------ Input records ------

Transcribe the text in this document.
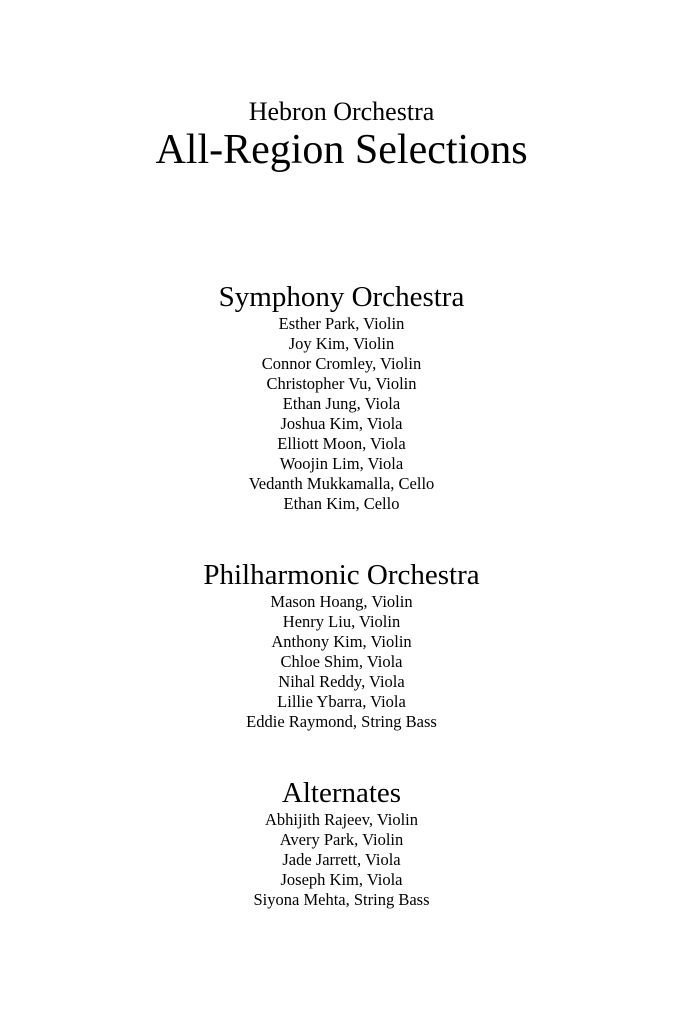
Hebron Orchestra
All-Region Selections
Symphony Orchestra
Esther Park, Violin
Joy Kim, Violin
Connor Cromley, Violin
Christopher Vu, Violin
Ethan Jung, Viola
Joshua Kim, Viola
Elliott Moon, Viola
Woojin Lim, Viola
Vedanth Mukkamalla, Cello
Ethan Kim, Cello
Philharmonic Orchestra
Mason Hoang, Violin
Henry Liu, Violin
Anthony Kim, Violin
Chloe Shim, Viola
Nihal Reddy, Viola
Lillie Ybarra, Viola
Eddie Raymond, String Bass
Alternates
Abhijith Rajeev, Violin
Avery Park, Violin
Jade Jarrett, Viola
Joseph Kim, Viola
Siyona Mehta, String Bass
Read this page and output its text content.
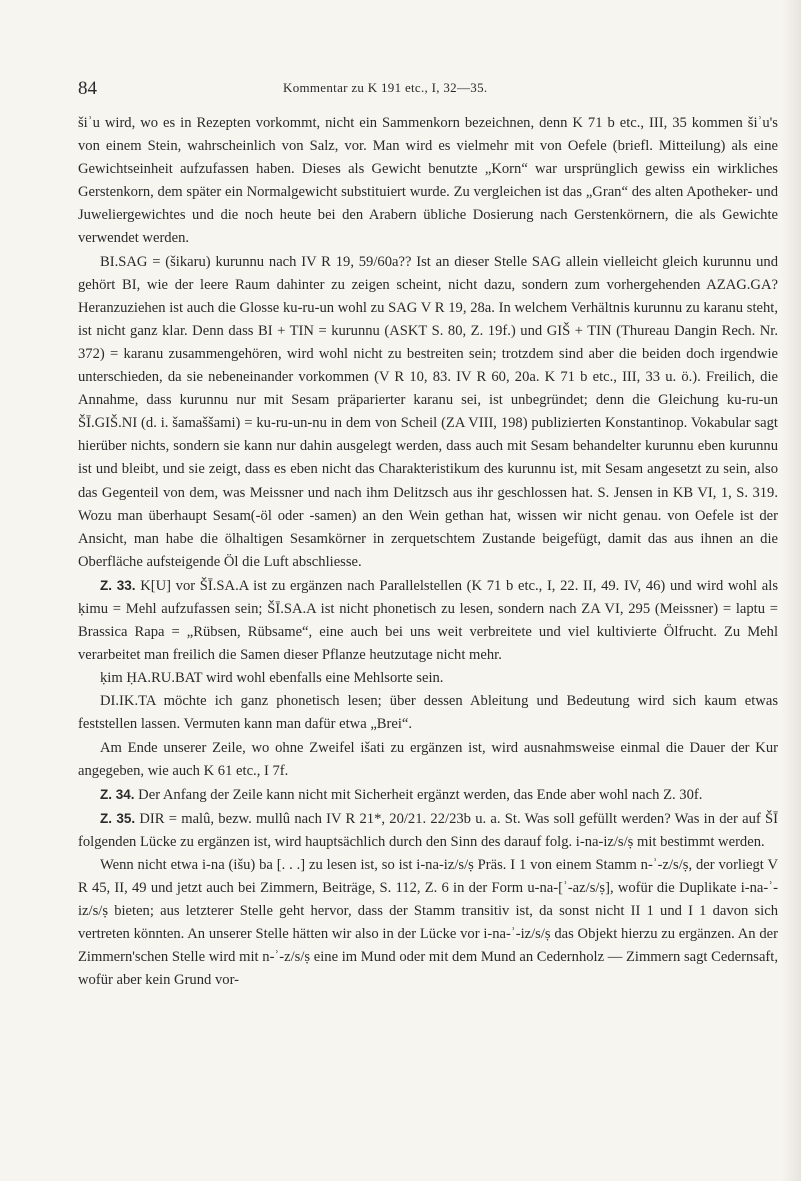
84	Kommentar zu K 191 etc., I, 32—35.

šiʾu wird, wo es in Rezepten vorkommt, nicht ein Sammenkorn bezeichnen, denn K 71 b etc., III, 35 kommen šiʾu's von einem Stein, wahrscheinlich von Salz, vor. Man wird es vielmehr mit von Oefele (briefl. Mitteilung) als eine Gewichtseinheit aufzufassen haben. Dieses als Gewicht benutzte „Korn“ war ursprünglich gewiss ein wirkliches Gerstenkorn, dem später ein Normalgewicht substituiert wurde. Zu vergleichen ist das „Gran“ des alten Apotheker- und Juweliergewichtes und die noch heute bei den Arabern übliche Dosierung nach Gerstenkörnern, die als Gewichte verwendet werden.

BI.SAG = (šikaru) kurunnu nach IV R 19, 59/60a?? Ist an dieser Stelle SAG allein vielleicht gleich kurunnu und gehört BI, wie der leere Raum dahinter zu zeigen scheint, nicht dazu, sondern zum vorhergehenden AZAG.GA? Heranzuziehen ist auch die Glosse ku-ru-un wohl zu SAG V R 19, 28a. In welchem Verhältnis kurunnu zu karanu steht, ist nicht ganz klar. Denn dass BI + TIN = kurunnu (ASKT S. 80, Z. 19f.) und GIŠ + TIN (Thureau Dangin Rech. Nr. 372) = karanu zusammengehören, wird wohl nicht zu bestreiten sein; trotzdem sind aber die beiden doch irgendwie unterschieden, da sie nebeneinander vorkommen (V R 10, 83. IV R 60, 20a. K 71 b etc., III, 33 u. ö.). Freilich, die Annahme, dass kurunnu nur mit Sesam präparierter karanu sei, ist unbegründet; denn die Gleichung ku-ru-un ŠĪ.GIŠ.NI (d. i. šamaššami) = ku-ru-un-nu in dem von Scheil (ZA VIII, 198) publizierten Konstantinop. Vokabular sagt hierüber nichts, sondern sie kann nur dahin ausgelegt werden, dass auch mit Sesam behandelter kurunnu eben kurunnu ist und bleibt, und sie zeigt, dass es eben nicht das Charakteristikum des kurunnu ist, mit Sesam angesetzt zu sein, also das Gegenteil von dem, was Meissner und nach ihm Delitzsch aus ihr geschlossen hat. S. Jensen in KB VI, 1, S. 319. Wozu man überhaupt Sesam(-öl oder -samen) an den Wein gethan hat, wissen wir nicht genau. von Oefele ist der Ansicht, man habe die ölhaltigen Sesamkörner in zerquetschtem Zustande beigefügt, damit das aus ihnen an die Oberfläche aufsteigende Öl die Luft abschliesse.

Z. 33. K[U] vor ŠĪ.SA.A ist zu ergänzen nach Parallelstellen (K 71 b etc., I, 22. II, 49. IV, 46) und wird wohl als ḳimu = Mehl aufzufassen sein; ŠĪ.SA.A ist nicht phonetisch zu lesen, sondern nach ZA VI, 295 (Meissner) = laptu = Brassica Rapa = „Rübsen, Rübsame“, eine auch bei uns weit verbreitete und viel kultivierte Ölfrucht. Zu Mehl verarbeitet man freilich die Samen dieser Pflanze heutzutage nicht mehr.

ḳim ḤA.RU.BAT wird wohl ebenfalls eine Mehlsorte sein.

DI.IK.TA möchte ich ganz phonetisch lesen; über dessen Ableitung und Bedeutung wird sich kaum etwas feststellen lassen. Vermuten kann man dafür etwa „Brei“.

Am Ende unserer Zeile, wo ohne Zweifel išati zu ergänzen ist, wird ausnahmsweise einmal die Dauer der Kur angegeben, wie auch K 61 etc., I 7f.

Z. 34. Der Anfang der Zeile kann nicht mit Sicherheit ergänzt werden, das Ende aber wohl nach Z. 30f.

Z. 35. DIR = malû, bezw. mullû nach IV R 21*, 20/21. 22/23b u. a. St. Was soll gefüllt werden? Was in der auf ŠĪ folgenden Lücke zu ergänzen ist, wird hauptsächlich durch den Sinn des darauf folg. i-na-iz/s/ṣ mit bestimmt werden.

Wenn nicht etwa i-na (išu) ba [. . .] zu lesen ist, so ist i-na-iz/s/ṣ Präs. I 1 von einem Stamm n-ʾ-z/s/ṣ, der vorliegt V R 45, II, 49 und jetzt auch bei Zimmern, Beiträge, S. 112, Z. 6 in der Form u-na-[ʾ-az/s/ṣ], wofür die Duplikate i-na-ʾ-iz/s/ṣ bieten; aus letzterer Stelle geht hervor, dass der Stamm transitiv ist, da sonst nicht II 1 und I 1 davon sich vertreten könnten. An unserer Stelle hätten wir also in der Lücke vor i-na-ʾ-iz/s/ṣ das Objekt hierzu zu ergänzen. An der Zimmern'schen Stelle wird mit n-ʾ-z/s/ṣ eine im Mund oder mit dem Mund an Cedernholz — Zimmern sagt Cedernsaft, wofür aber kein Grund vor-
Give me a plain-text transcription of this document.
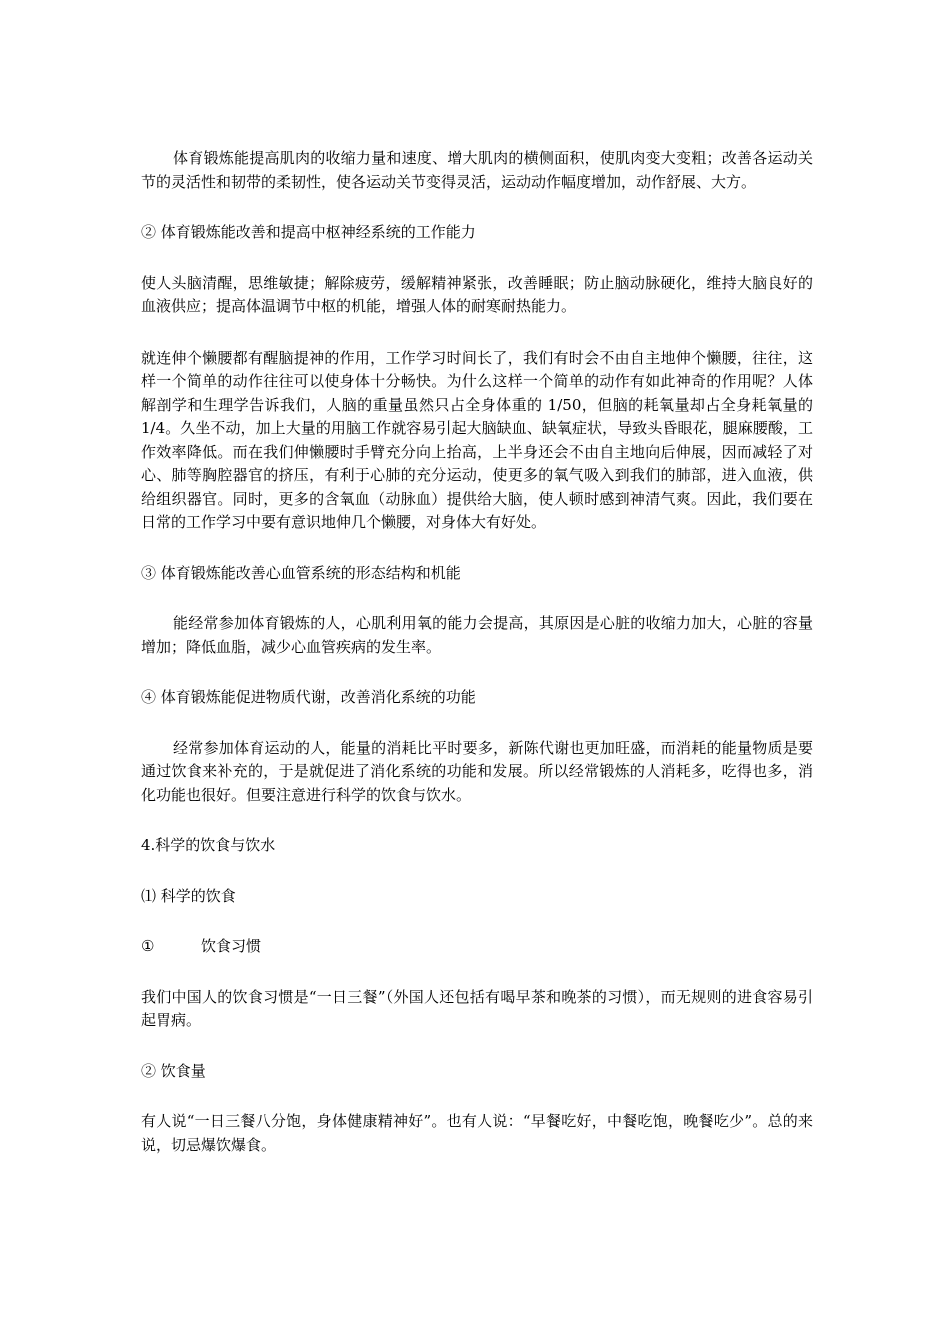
体育锻炼能提高肌肉的收缩力量和速度、增大肌肉的横侧面积，使肌肉变大变粗；改善各运动关节的灵活性和韧带的柔韧性，使各运动关节变得灵活，运动动作幅度增加，动作舒展、大方。

② 体育锻炼能改善和提高中枢神经系统的工作能力

使人头脑清醒，思维敏捷；解除疲劳，缓解精神紧张，改善睡眠；防止脑动脉硬化，维持大脑良好的血液供应；提高体温调节中枢的机能，增强人体的耐寒耐热能力。

就连伸个懒腰都有醒脑提神的作用，工作学习时间长了，我们有时会不由自主地伸个懒腰，往往，这样一个简单的动作往往可以使身体十分畅快。为什么这样一个简单的动作有如此神奇的作用呢？人体解剖学和生理学告诉我们，人脑的重量虽然只占全身体重的 1/50，但脑的耗氧量却占全身耗氧量的 1/4。久坐不动，加上大量的用脑工作就容易引起大脑缺血、缺氧症状，导致头昏眼花，腿麻腰酸，工作效率降低。而在我们伸懒腰时手臂充分向上抬高，上半身还会不由自主地向后伸展，因而减轻了对心、肺等胸腔器官的挤压，有利于心肺的充分运动，使更多的氧气吸入到我们的肺部，进入血液，供给组织器官。同时，更多的含氧血（动脉血）提供给大脑，使人顿时感到神清气爽。因此，我们要在日常的工作学习中要有意识地伸几个懒腰，对身体大有好处。

③ 体育锻炼能改善心血管系统的形态结构和机能

能经常参加体育锻炼的人，心肌利用氧的能力会提高，其原因是心脏的收缩力加大，心脏的容量增加；降低血脂，减少心血管疾病的发生率。

④ 体育锻炼能促进物质代谢，改善消化系统的功能

经常参加体育运动的人，能量的消耗比平时要多，新陈代谢也更加旺盛，而消耗的能量物质是要通过饮食来补充的，于是就促进了消化系统的功能和发展。所以经常锻炼的人消耗多，吃得也多，消化功能也很好。但要注意进行科学的饮食与饮水。

4.科学的饮食与饮水

⑴ 科学的饮食

①	饮食习惯

我们中国人的饮食习惯是“一日三餐”（外国人还包括有喝早茶和晚茶的习惯），而无规则的进食容易引起胃病。

② 饮食量

有人说“一日三餐八分饱，身体健康精神好”。也有人说：“早餐吃好，中餐吃饱，晚餐吃少”。总的来说，切忌爆饮爆食。
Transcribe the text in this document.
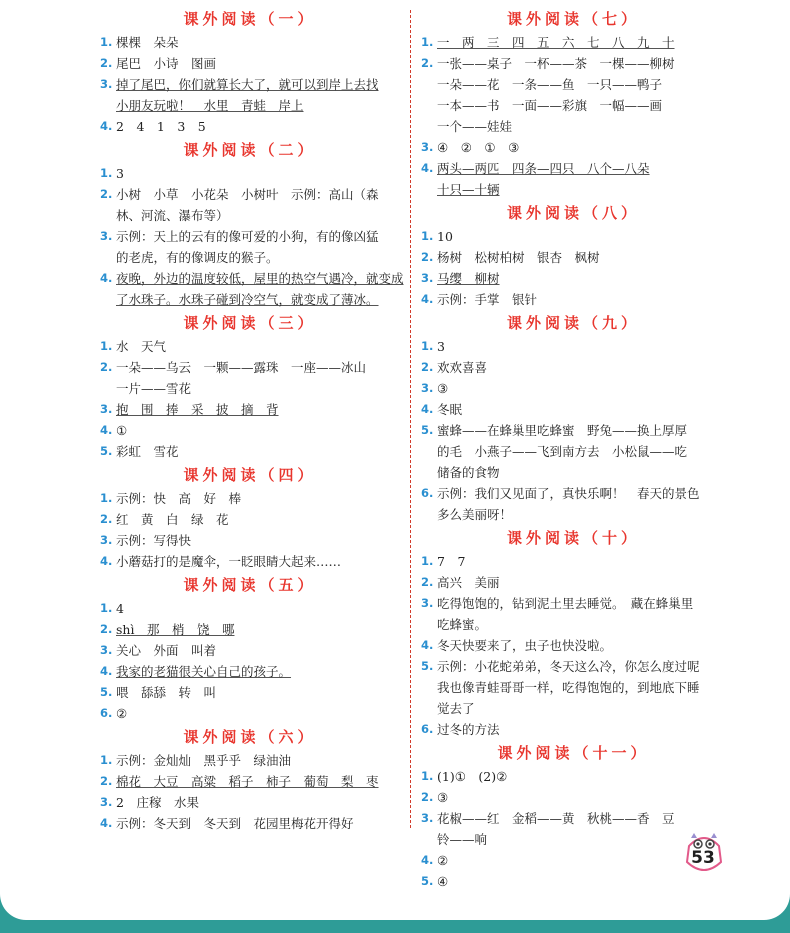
课外阅读（一）
1. 棵棵　朵朵
2. 尾巴　小诗　图画
3. 掉了尾巴，你们就算长大了，就可以到岸上去找
小朋友玩啦！　水里　青蛙　岸上
4. 2　4　1　3　5
课外阅读（二）
1. 3
2. 小树　小草　小花朵　小树叶　示例：高山（森
林、河流、瀑布等）
3. 示例：天上的云有的像可爱的小狗，有的像凶猛
的老虎，有的像调皮的猴子。
4. 夜晚，外边的温度较低，屋里的热空气遇冷，就变成
了水珠子。水珠子碰到冷空气，就变成了薄冰。
课外阅读（三）
1. 水　天气
2. 一朵——乌云　一颗——露珠　一座——冰山
一片——雪花
3. 抱　围　捧　采　披　摘　背
4. ①
5. 彩虹　雪花
课外阅读（四）
1. 示例：快　高　好　棒
2. 红　黄　白　绿　花
3. 示例：写得快
4. 小蘑菇打的是魔伞，一眨眼睛大起来……
课外阅读（五）
1. 4
2. shì　那　梢　饶　哪
3. 关心　外面　叫着
4. 我家的老猫很关心自己的孩子。
5. 喂　舔舔　转　叫
6. ②
课外阅读（六）
1. 示例：金灿灿　黑乎乎　绿油油
2. 棉花　大豆　高粱　稻子　柿子　葡萄　梨　枣
3. 2　庄稼　水果
4. 示例：冬天到　冬天到　花园里梅花开得好
课外阅读（七）
1. 一　两　三　四　五　六　七　八　九　十
2. 一张——桌子　一杯——茶　一棵——柳树
一朵——花　一条——鱼　一只——鸭子
一本——书　一面——彩旗　一幅——画
一个——娃娃
3. ④　②　①　③
4. 两头—两匹　四条—四只　八个—八朵
十只—十辆
课外阅读（八）
1. 10
2. 杨树　松树柏树　银杏　枫树
3. 马缨　柳树
4. 示例：手掌　银针
课外阅读（九）
1. 3
2. 欢欢喜喜
3. ③
4. 冬眠
5. 蜜蜂——在蜂巢里吃蜂蜜　野兔——换上厚厚
的毛　小燕子——飞到南方去　小松鼠——吃
储备的食物
6. 示例：我们又见面了，真快乐啊！　春天的景色
多么美丽呀！
课外阅读（十）
1. 7　7
2. 高兴　美丽
3. 吃得饱饱的，钻到泥土里去睡觉。　藏在蜂巢里
吃蜂蜜。
4. 冬天快要来了，虫子也快没啦。
5. 示例：小花蛇弟弟，冬天这么冷，你怎么度过呢
我也像青蛙哥哥一样，吃得饱饱的，到地底下睡
觉去了
6. 过冬的方法
课外阅读（十一）
1. (1)①　(2)②
2. ③
3. 花椒——红　金稻——黄　秋桃——香　豆
铃——响
4. ②
5. ④
53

------

§ **Task requirements**
Gather every line from the listing above in which "Violin" appears, and copy those lines.

§ **Problem solution**
Esther Park, Violin
Joy Kim, Violin
Connor Cromley, Violin
Christopher Vu, Violin
Mason Hoang, Violin
Henry Liu, Violin
Anthony Kim, Violin
Abhijith Rajeev, Violin
Avery Park, Violin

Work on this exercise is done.